-- Stored data entries --
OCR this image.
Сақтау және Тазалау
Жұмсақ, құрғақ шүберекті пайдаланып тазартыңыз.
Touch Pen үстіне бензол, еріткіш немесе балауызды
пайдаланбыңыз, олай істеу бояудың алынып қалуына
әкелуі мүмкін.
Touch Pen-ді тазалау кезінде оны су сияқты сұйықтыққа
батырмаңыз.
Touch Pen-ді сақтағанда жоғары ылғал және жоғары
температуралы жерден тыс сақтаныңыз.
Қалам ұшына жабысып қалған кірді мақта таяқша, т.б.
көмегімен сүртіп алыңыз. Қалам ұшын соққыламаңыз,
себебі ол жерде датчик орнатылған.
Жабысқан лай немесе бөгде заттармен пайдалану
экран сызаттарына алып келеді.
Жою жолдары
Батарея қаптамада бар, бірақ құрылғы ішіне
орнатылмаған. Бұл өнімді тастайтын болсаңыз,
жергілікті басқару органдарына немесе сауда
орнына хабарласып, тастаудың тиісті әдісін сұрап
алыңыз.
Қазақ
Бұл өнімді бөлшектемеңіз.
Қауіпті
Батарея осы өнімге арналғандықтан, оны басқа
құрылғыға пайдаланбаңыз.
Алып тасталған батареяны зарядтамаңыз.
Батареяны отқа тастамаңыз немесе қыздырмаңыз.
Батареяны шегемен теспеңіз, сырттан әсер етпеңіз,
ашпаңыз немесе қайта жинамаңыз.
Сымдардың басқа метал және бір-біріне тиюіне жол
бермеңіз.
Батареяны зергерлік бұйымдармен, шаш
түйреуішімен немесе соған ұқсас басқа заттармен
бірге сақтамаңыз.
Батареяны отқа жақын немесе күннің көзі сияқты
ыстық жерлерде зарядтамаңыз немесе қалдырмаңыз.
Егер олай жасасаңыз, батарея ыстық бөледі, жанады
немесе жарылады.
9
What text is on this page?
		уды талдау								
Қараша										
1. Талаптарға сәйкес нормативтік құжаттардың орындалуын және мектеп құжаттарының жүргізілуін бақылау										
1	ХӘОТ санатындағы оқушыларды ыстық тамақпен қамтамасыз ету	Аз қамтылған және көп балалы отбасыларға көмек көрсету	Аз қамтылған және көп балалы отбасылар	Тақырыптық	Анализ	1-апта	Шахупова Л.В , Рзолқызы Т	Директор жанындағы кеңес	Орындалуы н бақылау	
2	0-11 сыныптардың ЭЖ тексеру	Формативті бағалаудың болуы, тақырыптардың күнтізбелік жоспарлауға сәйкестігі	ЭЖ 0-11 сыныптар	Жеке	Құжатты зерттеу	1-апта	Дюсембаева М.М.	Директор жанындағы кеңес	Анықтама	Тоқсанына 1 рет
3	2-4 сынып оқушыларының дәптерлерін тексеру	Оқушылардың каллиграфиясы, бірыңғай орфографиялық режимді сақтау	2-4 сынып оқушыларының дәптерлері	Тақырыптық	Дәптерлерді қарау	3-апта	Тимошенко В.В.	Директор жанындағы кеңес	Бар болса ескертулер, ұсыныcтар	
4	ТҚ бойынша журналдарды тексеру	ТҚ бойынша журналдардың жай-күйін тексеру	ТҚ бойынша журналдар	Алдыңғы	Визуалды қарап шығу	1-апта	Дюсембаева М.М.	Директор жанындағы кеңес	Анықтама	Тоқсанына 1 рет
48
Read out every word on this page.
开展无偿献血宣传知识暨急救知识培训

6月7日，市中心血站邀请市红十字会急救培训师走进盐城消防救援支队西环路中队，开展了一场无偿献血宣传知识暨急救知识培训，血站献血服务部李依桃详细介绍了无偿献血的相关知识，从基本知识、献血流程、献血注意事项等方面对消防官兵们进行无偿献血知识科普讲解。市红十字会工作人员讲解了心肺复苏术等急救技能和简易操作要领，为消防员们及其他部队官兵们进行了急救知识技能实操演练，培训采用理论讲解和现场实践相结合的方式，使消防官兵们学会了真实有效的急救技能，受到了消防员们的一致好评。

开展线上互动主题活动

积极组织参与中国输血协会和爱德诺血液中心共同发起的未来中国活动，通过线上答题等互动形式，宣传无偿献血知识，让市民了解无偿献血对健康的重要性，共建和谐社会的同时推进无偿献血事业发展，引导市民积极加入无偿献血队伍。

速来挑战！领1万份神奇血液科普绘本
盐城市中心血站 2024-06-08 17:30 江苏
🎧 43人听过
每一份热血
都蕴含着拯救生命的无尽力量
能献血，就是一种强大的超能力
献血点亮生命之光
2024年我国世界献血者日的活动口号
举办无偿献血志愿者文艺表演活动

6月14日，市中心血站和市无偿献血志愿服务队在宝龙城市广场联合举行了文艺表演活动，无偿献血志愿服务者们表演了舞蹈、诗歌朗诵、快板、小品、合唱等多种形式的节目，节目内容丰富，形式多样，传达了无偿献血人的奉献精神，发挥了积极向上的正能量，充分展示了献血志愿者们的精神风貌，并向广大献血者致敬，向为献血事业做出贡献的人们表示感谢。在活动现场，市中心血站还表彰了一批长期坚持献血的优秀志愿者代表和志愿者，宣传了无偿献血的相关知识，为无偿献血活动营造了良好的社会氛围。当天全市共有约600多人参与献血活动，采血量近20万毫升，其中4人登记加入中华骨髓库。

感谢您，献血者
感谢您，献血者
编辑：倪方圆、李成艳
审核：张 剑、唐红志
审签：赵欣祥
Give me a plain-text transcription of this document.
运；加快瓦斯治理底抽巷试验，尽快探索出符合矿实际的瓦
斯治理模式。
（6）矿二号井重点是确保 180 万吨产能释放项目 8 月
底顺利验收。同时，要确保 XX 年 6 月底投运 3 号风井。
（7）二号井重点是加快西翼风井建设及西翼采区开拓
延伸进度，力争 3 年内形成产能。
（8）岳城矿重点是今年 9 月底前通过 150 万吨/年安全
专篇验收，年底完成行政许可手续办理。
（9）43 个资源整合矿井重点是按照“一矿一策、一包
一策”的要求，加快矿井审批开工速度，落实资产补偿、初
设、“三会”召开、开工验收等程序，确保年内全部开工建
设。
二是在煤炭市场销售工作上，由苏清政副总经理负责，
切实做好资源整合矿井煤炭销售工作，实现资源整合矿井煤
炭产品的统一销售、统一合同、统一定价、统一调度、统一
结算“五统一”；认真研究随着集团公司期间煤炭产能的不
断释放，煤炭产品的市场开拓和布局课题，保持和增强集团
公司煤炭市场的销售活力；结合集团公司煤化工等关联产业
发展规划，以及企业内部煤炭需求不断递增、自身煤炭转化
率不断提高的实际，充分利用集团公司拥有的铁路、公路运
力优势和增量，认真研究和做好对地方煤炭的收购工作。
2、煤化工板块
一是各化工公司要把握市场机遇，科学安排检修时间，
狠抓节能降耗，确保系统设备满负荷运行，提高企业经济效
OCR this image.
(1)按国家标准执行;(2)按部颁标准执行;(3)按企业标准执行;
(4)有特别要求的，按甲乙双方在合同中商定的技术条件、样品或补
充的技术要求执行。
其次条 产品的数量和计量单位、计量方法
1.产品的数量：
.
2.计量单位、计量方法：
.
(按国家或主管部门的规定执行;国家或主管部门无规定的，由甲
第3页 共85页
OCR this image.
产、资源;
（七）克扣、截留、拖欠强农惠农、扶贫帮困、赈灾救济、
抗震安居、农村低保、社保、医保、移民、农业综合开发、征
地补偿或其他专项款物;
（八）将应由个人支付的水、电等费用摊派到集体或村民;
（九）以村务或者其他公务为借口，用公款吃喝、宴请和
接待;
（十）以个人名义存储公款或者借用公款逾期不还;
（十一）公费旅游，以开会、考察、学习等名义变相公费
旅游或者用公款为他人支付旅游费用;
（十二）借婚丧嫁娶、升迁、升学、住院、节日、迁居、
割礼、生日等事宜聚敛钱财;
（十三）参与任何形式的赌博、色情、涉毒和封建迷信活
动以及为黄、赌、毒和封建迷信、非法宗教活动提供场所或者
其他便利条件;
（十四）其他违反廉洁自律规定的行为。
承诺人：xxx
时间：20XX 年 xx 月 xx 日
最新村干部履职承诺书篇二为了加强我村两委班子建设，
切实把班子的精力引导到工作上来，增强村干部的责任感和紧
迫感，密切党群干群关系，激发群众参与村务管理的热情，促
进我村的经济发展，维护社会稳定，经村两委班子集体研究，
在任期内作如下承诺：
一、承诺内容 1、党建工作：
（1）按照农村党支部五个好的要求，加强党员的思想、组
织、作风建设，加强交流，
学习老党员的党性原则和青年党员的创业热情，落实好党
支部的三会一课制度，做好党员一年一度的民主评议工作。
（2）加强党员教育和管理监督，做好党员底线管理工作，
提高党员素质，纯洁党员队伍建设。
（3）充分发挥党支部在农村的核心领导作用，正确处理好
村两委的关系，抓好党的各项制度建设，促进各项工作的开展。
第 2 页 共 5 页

-- Task brief --
Find the word "заттармен" and list each line it appears in.

-- Full output --
Жабысқан лай немесе бөгде заттармен пайдалану
түйреуішімен немесе соған ұқсас басқа заттармен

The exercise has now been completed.